* _WHAT TO PRODUCE_: Extract every record, keeping each one exactly as it is.

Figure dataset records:
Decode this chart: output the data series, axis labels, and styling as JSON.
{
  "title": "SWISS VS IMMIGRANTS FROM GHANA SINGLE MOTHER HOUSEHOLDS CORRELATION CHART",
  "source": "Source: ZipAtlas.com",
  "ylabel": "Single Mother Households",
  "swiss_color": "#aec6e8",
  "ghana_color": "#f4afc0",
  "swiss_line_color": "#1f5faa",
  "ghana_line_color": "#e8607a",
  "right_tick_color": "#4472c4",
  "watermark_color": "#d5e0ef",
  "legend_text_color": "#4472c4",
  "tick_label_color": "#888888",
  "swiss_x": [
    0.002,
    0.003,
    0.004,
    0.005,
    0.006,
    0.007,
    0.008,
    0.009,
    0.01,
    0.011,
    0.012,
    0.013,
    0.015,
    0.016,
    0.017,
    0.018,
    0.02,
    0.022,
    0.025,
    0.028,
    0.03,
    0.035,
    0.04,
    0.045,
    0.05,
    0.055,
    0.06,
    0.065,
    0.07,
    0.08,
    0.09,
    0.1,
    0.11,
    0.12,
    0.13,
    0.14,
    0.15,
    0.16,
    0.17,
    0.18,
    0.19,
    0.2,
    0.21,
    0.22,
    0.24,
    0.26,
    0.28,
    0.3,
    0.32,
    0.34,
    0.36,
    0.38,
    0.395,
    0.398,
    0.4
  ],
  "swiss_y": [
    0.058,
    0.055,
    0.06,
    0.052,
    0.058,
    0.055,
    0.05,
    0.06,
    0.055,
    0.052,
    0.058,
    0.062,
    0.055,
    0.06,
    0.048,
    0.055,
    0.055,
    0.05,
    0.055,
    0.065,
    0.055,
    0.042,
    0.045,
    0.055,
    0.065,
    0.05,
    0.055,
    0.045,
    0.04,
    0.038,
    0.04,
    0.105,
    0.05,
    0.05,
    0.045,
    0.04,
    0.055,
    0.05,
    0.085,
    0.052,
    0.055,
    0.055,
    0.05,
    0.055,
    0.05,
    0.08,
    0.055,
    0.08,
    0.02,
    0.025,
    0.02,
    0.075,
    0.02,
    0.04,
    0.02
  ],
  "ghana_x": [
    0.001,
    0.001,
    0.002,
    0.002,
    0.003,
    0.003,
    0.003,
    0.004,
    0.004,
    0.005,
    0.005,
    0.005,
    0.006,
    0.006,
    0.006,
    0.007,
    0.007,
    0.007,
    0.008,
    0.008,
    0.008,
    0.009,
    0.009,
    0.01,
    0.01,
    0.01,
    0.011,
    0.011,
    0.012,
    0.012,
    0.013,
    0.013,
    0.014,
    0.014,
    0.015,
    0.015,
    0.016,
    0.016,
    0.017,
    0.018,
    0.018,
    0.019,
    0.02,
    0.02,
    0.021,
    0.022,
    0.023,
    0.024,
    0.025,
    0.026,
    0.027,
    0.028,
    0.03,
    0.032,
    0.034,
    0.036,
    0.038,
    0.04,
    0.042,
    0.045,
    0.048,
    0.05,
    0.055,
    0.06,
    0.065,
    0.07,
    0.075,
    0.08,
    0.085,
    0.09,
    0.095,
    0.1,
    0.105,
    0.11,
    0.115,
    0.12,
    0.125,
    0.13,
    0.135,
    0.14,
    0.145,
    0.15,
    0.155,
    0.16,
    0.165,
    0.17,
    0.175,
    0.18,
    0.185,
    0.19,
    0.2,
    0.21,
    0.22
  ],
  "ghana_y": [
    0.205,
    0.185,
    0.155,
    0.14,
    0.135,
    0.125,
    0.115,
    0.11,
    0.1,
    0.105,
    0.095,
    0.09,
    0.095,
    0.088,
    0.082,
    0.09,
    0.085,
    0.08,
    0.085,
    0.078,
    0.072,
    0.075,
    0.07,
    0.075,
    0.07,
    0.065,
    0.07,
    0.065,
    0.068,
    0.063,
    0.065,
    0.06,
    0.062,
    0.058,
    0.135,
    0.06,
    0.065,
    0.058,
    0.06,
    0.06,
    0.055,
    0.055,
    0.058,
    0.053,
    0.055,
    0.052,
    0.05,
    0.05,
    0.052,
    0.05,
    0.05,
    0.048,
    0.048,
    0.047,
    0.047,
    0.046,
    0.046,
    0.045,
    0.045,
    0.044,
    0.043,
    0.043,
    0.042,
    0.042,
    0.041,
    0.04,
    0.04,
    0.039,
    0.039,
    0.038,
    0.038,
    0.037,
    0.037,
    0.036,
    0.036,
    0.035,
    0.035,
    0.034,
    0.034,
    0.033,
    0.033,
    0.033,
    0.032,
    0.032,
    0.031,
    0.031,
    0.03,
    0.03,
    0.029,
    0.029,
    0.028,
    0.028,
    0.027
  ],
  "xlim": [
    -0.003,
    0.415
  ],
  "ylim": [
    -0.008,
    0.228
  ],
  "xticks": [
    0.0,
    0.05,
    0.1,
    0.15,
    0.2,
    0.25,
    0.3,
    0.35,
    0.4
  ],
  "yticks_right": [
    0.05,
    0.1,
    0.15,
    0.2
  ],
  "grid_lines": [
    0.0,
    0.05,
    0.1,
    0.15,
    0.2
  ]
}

* _EXERCISE RESULT_:
Decode this chart: output the data series, axis labels, and styling as JSON.
{
  "title": "SWISS VS IMMIGRANTS FROM GHANA SINGLE MOTHER HOUSEHOLDS CORRELATION CHART",
  "source": "Source: ZipAtlas.com",
  "ylabel": "Single Mother Households",
  "swiss_color": "#aec6e8",
  "ghana_color": "#f4afc0",
  "swiss_line_color": "#1f5faa",
  "ghana_line_color": "#e8607a",
  "right_tick_color": "#4472c4",
  "watermark_color": "#d5e0ef",
  "legend_text_color": "#4472c4",
  "tick_label_color": "#888888",
  "swiss_x": [
    0.002,
    0.003,
    0.004,
    0.005,
    0.006,
    0.007,
    0.008,
    0.009,
    0.01,
    0.011,
    0.012,
    0.013,
    0.015,
    0.016,
    0.017,
    0.018,
    0.02,
    0.022,
    0.025,
    0.028,
    0.03,
    0.035,
    0.04,
    0.045,
    0.05,
    0.055,
    0.06,
    0.065,
    0.07,
    0.08,
    0.09,
    0.1,
    0.11,
    0.12,
    0.13,
    0.14,
    0.15,
    0.16,
    0.17,
    0.18,
    0.19,
    0.2,
    0.21,
    0.22,
    0.24,
    0.26,
    0.28,
    0.3,
    0.32,
    0.34,
    0.36,
    0.38,
    0.395,
    0.398,
    0.4
  ],
  "swiss_y": [
    0.058,
    0.055,
    0.06,
    0.052,
    0.058,
    0.055,
    0.05,
    0.06,
    0.055,
    0.052,
    0.058,
    0.062,
    0.055,
    0.06,
    0.048,
    0.055,
    0.055,
    0.05,
    0.055,
    0.065,
    0.055,
    0.042,
    0.045,
    0.055,
    0.065,
    0.05,
    0.055,
    0.045,
    0.04,
    0.038,
    0.04,
    0.105,
    0.05,
    0.05,
    0.045,
    0.04,
    0.055,
    0.05,
    0.085,
    0.052,
    0.055,
    0.055,
    0.05,
    0.055,
    0.05,
    0.08,
    0.055,
    0.08,
    0.02,
    0.025,
    0.02,
    0.075,
    0.02,
    0.04,
    0.02
  ],
  "ghana_x": [
    0.001,
    0.001,
    0.002,
    0.002,
    0.003,
    0.003,
    0.003,
    0.004,
    0.004,
    0.005,
    0.005,
    0.005,
    0.006,
    0.006,
    0.006,
    0.007,
    0.007,
    0.007,
    0.008,
    0.008,
    0.008,
    0.009,
    0.009,
    0.01,
    0.01,
    0.01,
    0.011,
    0.011,
    0.012,
    0.012,
    0.013,
    0.013,
    0.014,
    0.014,
    0.015,
    0.015,
    0.016,
    0.016,
    0.017,
    0.018,
    0.018,
    0.019,
    0.02,
    0.02,
    0.021,
    0.022,
    0.023,
    0.024,
    0.025,
    0.026,
    0.027,
    0.028,
    0.03,
    0.032,
    0.034,
    0.036,
    0.038,
    0.04,
    0.042,
    0.045,
    0.048,
    0.05,
    0.055,
    0.06,
    0.065,
    0.07,
    0.075,
    0.08,
    0.085,
    0.09,
    0.095,
    0.1,
    0.105,
    0.11,
    0.115,
    0.12,
    0.125,
    0.13,
    0.135,
    0.14,
    0.145,
    0.15,
    0.155,
    0.16,
    0.165,
    0.17,
    0.175,
    0.18,
    0.185,
    0.19,
    0.2,
    0.21,
    0.22
  ],
  "ghana_y": [
    0.205,
    0.185,
    0.155,
    0.14,
    0.135,
    0.125,
    0.115,
    0.11,
    0.1,
    0.105,
    0.095,
    0.09,
    0.095,
    0.088,
    0.082,
    0.09,
    0.085,
    0.08,
    0.085,
    0.078,
    0.072,
    0.075,
    0.07,
    0.075,
    0.07,
    0.065,
    0.07,
    0.065,
    0.068,
    0.063,
    0.065,
    0.06,
    0.062,
    0.058,
    0.135,
    0.06,
    0.065,
    0.058,
    0.06,
    0.06,
    0.055,
    0.055,
    0.058,
    0.053,
    0.055,
    0.052,
    0.05,
    0.05,
    0.052,
    0.05,
    0.05,
    0.048,
    0.048,
    0.047,
    0.047,
    0.046,
    0.046,
    0.045,
    0.045,
    0.044,
    0.043,
    0.043,
    0.042,
    0.042,
    0.041,
    0.04,
    0.04,
    0.039,
    0.039,
    0.038,
    0.038,
    0.037,
    0.037,
    0.036,
    0.036,
    0.035,
    0.035,
    0.034,
    0.034,
    0.033,
    0.033,
    0.033,
    0.032,
    0.032,
    0.031,
    0.031,
    0.03,
    0.03,
    0.029,
    0.029,
    0.028,
    0.028,
    0.027
  ],
  "xlim": [
    -0.003,
    0.415
  ],
  "ylim": [
    -0.008,
    0.228
  ],
  "xticks": [
    0.0,
    0.05,
    0.1,
    0.15,
    0.2,
    0.25,
    0.3,
    0.35,
    0.4
  ],
  "yticks_right": [
    0.05,
    0.1,
    0.15,
    0.2
  ],
  "grid_lines": [
    0.0,
    0.05,
    0.1,
    0.15,
    0.2
  ]
}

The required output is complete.